### Your task
Extract every line of the material that holds the string "values".

"""

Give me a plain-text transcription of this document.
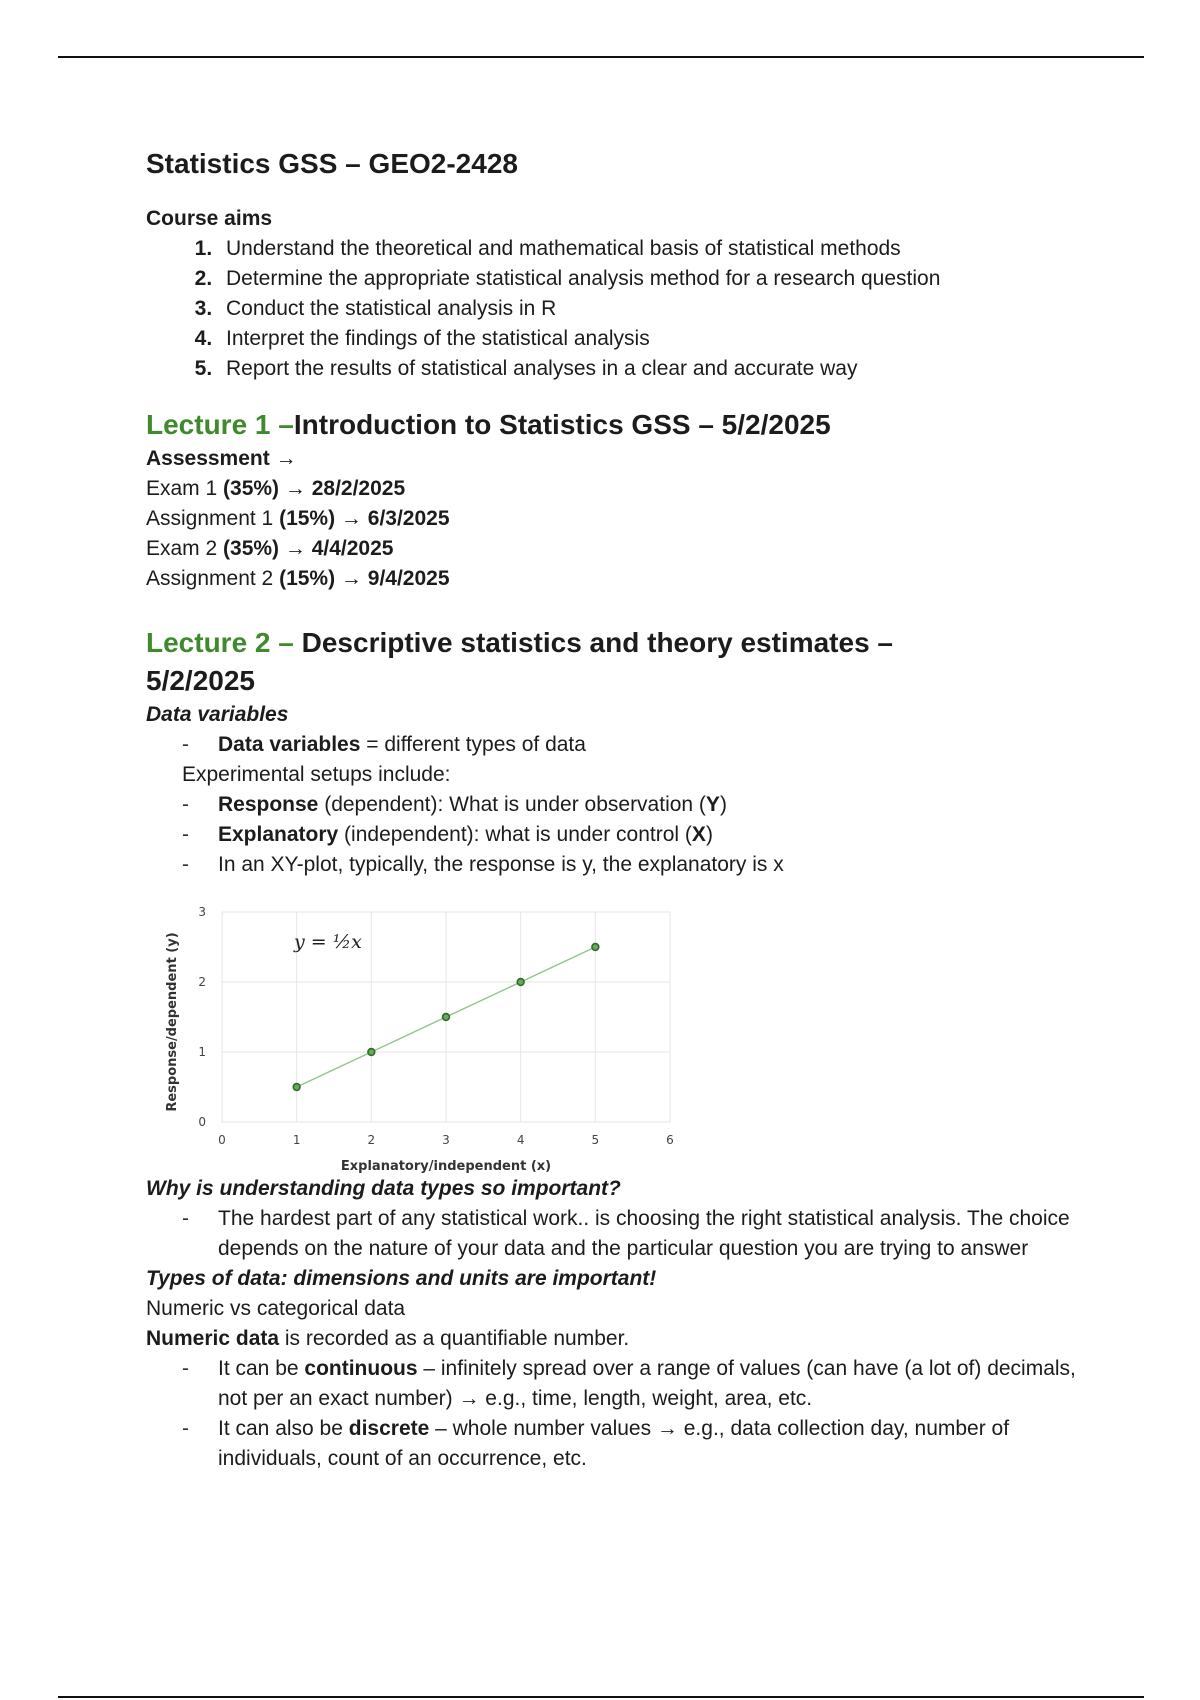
Statistics GSS – GEO2-2428

Course aims

1. Understand the theoretical and mathematical basis of statistical methods
2. Determine the appropriate statistical analysis method for a research question
3. Conduct the statistical analysis in R
4. Interpret the findings of the statistical analysis
5. Report the results of statistical analyses in a clear and accurate way
Lecture 1 –Introduction to Statistics GSS – 5/2/2025

Assessment →

Exam 1 (35%) → 28/2/2025

Assignment 1 (15%) → 6/3/2025

Exam 2 (35%) → 4/4/2025

Assignment 2 (15%) → 9/4/2025

Lecture 2 – Descriptive statistics and theory estimates –
5/2/2025

Data variables

- Data variables = different types of data

Experimental setups include:

- Response (dependent): What is under observation (Y)
- Explanatory (independent): what is under control (X)
- In an XY-plot, typically, the response is y, the explanatory is x
0	1	2	3	4	5	6
0
1
2
3
y = ½x
Explanatory/independent (x)
Response/dependent (y)

Why is understanding data types so important?

- The hardest part of any statistical work.. is choosing the right statistical analysis. The choice depends on the nature of your data and the particular question you are trying to answer

Types of data: dimensions and units are important!

Numeric vs categorical data

Numeric data is recorded as a quantifiable number.

- It can be continuous – infinitely spread over a range of values (can have (a lot of) decimals, not per an exact number) → e.g., time, length, weight, area, etc.
- It can also be discrete – whole number values → e.g., data collection day, number of individuals, count of an occurrence, etc.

"""

### Solution to the problem
- It can be continuous – infinitely spread over a range of values (can have (a lot of) decimals, not per an exact number) → e.g., time, length, weight, area, etc.
- It can also be discrete – whole number values → e.g., data collection day, number of individuals, count of an occurrence, etc.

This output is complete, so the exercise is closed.